▶ **WORK TO COMPLETE**
Scan the data below for the string "Transmit". Copy every line where it appears.
[begin DATA IN THIS EXERCISE]
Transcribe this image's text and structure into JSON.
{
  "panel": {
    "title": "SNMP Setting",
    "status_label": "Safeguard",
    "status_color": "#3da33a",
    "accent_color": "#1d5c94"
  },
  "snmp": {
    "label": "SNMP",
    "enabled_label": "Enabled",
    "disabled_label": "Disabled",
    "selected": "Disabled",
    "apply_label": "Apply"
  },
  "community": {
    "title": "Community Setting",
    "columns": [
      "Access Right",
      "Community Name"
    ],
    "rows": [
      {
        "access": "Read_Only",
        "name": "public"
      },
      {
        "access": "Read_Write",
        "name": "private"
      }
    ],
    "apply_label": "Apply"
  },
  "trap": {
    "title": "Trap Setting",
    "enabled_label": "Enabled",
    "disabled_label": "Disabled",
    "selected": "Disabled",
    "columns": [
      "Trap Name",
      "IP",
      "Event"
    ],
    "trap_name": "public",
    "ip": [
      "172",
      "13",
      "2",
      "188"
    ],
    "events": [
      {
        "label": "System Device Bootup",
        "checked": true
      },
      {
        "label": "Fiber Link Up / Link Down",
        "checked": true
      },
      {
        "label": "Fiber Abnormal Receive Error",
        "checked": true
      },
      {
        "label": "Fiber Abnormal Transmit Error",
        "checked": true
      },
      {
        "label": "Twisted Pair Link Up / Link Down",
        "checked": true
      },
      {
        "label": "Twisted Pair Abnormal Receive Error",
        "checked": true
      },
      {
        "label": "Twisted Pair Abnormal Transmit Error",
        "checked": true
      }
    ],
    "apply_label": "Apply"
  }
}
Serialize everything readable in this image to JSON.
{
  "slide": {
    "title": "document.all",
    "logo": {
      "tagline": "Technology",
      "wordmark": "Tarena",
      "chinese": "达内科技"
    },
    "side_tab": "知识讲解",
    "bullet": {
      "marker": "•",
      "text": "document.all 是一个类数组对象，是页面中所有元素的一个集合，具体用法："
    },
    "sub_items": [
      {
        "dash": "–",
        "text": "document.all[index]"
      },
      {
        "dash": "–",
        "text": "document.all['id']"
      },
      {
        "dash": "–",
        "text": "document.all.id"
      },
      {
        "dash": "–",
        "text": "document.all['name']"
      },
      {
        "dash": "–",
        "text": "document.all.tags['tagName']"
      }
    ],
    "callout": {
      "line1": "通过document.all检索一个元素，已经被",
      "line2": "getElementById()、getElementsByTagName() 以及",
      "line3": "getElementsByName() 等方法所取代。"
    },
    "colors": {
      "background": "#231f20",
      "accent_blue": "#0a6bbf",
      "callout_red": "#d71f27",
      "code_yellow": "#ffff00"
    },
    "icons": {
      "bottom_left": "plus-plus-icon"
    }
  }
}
[end DATA IN THIS EXERCISE]
▶ **ANSWER TO THIS TASK**
        "label": "Fiber Abnormal Transmit Error",
        "label": "Twisted Pair Abnormal Transmit Error",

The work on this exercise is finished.